#### [Data listing]
## Begin

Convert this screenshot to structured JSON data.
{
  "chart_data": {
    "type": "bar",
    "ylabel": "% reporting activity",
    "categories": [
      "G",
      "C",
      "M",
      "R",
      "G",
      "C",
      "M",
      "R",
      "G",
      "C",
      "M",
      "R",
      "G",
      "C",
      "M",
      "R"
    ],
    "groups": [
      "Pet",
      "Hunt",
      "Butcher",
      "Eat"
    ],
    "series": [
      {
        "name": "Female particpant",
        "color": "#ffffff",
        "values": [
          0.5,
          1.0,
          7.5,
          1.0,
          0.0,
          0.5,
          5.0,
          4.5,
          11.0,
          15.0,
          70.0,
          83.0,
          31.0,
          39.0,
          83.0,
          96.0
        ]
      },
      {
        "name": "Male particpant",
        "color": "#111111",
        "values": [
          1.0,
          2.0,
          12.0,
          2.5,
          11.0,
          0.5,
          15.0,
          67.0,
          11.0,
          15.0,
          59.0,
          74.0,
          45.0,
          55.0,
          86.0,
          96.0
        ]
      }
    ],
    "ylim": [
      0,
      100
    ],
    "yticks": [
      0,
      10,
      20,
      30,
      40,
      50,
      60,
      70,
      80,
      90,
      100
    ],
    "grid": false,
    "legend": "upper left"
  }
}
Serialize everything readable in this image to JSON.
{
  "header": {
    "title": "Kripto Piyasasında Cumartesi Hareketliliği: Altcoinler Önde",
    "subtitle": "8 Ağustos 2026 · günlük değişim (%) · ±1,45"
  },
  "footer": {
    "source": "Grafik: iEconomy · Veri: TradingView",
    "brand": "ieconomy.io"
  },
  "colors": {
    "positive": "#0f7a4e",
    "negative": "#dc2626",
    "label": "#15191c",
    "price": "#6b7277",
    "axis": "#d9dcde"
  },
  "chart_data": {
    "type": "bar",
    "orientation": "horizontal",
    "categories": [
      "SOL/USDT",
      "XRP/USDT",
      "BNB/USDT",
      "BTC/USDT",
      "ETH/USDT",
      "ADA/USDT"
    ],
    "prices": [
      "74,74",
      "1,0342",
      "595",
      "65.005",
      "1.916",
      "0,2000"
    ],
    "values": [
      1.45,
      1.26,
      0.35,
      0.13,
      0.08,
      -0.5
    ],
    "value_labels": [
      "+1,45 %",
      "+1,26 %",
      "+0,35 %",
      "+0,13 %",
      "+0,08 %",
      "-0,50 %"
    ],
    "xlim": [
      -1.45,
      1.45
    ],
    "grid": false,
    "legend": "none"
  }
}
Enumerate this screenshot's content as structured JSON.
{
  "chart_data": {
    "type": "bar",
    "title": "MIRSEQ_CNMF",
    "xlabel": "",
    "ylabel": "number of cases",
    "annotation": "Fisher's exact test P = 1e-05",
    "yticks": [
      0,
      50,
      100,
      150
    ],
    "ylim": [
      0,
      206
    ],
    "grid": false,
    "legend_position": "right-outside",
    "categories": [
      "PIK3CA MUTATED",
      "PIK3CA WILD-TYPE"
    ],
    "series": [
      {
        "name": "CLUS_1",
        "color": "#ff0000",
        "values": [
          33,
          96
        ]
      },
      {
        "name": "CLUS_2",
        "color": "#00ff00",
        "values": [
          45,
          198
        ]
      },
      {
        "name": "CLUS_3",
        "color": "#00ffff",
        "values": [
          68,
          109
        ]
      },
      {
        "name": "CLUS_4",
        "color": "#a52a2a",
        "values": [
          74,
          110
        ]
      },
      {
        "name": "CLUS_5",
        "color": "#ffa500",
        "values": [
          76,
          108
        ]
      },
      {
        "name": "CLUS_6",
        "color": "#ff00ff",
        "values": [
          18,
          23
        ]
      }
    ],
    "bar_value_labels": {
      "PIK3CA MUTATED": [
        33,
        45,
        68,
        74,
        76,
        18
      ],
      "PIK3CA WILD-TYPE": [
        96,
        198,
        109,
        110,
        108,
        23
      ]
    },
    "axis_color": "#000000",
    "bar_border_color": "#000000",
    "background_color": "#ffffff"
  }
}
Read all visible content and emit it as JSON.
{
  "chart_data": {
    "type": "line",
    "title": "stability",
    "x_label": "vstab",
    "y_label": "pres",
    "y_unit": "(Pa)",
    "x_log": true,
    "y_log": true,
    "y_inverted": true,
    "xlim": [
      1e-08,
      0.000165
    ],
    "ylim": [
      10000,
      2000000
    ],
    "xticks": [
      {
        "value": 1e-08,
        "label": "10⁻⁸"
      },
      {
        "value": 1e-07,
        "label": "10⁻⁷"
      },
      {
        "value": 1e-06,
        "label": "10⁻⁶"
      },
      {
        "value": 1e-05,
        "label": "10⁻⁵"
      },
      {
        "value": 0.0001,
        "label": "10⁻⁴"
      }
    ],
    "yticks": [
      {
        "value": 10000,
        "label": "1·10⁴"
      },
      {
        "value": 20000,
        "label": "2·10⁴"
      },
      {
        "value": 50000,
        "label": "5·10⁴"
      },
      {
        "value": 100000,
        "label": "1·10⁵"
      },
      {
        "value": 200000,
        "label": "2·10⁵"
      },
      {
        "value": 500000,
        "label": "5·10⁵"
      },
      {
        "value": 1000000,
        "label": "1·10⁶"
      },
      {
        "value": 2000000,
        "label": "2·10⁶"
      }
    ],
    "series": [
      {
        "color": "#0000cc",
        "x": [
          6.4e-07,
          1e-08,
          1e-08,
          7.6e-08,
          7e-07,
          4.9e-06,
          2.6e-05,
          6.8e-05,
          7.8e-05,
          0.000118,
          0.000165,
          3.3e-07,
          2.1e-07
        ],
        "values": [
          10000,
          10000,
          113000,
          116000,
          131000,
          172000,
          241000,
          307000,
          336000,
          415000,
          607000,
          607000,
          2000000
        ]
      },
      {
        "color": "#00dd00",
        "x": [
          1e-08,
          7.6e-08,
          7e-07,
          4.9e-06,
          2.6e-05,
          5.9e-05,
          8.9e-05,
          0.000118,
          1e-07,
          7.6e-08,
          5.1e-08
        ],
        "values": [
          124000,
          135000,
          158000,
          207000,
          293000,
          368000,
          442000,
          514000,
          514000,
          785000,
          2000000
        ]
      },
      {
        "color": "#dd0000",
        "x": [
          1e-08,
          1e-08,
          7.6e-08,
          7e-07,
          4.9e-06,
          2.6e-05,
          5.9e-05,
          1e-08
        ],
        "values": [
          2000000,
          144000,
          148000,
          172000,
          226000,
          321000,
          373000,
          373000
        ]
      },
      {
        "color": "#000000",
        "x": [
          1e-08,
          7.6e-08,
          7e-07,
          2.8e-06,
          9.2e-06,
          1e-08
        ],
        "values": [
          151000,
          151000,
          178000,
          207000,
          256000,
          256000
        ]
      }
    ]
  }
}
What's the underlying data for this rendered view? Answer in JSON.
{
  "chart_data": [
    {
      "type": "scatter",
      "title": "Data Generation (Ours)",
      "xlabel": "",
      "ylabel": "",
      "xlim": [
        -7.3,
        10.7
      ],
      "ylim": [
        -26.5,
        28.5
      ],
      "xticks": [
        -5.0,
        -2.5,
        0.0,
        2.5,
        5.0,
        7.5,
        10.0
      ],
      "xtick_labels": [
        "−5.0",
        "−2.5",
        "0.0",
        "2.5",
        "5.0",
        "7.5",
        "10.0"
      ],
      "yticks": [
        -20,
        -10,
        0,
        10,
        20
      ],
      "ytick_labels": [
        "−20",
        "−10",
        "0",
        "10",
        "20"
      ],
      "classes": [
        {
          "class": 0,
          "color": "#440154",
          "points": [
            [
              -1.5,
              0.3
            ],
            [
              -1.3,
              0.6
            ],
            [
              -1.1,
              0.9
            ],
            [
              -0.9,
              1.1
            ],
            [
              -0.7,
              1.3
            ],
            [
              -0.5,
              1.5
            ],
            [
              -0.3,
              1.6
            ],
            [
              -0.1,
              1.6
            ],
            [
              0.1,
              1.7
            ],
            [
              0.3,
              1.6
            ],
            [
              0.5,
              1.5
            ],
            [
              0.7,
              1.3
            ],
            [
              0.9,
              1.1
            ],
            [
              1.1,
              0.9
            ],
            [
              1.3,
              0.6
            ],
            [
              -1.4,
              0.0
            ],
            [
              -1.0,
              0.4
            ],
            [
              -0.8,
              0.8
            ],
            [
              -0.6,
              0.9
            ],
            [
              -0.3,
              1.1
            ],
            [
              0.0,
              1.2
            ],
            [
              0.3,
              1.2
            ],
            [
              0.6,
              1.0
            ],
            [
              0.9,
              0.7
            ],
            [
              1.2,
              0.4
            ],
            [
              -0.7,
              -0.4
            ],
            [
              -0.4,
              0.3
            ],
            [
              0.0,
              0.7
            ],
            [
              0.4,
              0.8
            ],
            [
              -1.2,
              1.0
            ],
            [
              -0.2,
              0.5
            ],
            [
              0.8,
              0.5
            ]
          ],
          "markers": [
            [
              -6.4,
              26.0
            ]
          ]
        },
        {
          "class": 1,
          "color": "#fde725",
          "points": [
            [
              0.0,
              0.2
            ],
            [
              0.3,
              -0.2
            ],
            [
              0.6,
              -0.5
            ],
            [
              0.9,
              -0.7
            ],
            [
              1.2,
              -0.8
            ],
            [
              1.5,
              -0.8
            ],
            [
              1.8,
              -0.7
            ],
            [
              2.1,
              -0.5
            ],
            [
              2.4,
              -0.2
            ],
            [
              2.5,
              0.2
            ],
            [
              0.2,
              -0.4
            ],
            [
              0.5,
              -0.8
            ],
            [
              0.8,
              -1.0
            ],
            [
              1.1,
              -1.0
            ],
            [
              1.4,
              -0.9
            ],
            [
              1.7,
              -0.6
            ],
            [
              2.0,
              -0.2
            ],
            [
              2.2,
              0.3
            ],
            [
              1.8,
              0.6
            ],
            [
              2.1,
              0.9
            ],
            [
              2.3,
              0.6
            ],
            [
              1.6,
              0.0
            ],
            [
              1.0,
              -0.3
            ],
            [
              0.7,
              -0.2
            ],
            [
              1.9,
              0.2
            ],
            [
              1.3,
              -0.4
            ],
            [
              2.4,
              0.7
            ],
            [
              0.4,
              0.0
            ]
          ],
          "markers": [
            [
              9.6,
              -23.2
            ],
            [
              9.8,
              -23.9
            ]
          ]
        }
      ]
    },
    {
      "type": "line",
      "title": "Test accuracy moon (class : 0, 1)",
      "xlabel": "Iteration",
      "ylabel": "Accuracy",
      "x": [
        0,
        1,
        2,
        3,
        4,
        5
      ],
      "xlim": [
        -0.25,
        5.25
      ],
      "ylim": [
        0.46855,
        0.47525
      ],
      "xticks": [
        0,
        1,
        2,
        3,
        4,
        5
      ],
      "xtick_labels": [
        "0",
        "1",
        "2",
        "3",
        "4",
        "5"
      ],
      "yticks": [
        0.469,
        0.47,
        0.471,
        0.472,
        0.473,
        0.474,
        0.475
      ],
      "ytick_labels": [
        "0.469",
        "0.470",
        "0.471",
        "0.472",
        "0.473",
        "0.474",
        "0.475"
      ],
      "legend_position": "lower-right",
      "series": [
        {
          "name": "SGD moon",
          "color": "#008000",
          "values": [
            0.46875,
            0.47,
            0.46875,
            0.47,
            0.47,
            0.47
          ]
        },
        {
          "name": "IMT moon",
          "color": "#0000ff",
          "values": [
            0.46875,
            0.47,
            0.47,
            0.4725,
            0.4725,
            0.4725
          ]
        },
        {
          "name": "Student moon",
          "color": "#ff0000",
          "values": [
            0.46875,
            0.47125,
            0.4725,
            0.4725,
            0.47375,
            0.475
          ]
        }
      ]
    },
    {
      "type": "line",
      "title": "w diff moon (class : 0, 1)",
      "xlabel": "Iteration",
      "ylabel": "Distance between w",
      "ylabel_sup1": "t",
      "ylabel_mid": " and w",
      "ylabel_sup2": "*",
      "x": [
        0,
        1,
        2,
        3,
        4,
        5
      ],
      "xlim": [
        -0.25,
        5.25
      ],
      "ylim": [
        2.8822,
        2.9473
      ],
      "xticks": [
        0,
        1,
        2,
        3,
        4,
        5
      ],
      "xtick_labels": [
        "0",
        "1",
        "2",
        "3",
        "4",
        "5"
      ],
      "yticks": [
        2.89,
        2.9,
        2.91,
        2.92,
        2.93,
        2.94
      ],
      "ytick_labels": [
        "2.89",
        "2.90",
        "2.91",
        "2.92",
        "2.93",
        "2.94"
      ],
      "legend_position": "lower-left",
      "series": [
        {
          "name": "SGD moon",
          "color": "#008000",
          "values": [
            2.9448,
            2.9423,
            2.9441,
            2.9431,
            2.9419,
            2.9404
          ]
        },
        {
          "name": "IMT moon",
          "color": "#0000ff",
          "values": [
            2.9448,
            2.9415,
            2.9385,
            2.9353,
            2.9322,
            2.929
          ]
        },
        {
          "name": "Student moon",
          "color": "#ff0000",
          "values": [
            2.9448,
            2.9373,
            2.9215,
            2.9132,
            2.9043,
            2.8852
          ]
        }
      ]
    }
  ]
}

## End

#### [Given problem]
Return each line that includes "this".

#### [Response to the exercise]
Convert this screenshot to structured JSON data.
Serialize everything readable in this image to JSON.
Enumerate this screenshot's content as structured JSON.
What's the underlying data for this rendered view? Answer in JSON.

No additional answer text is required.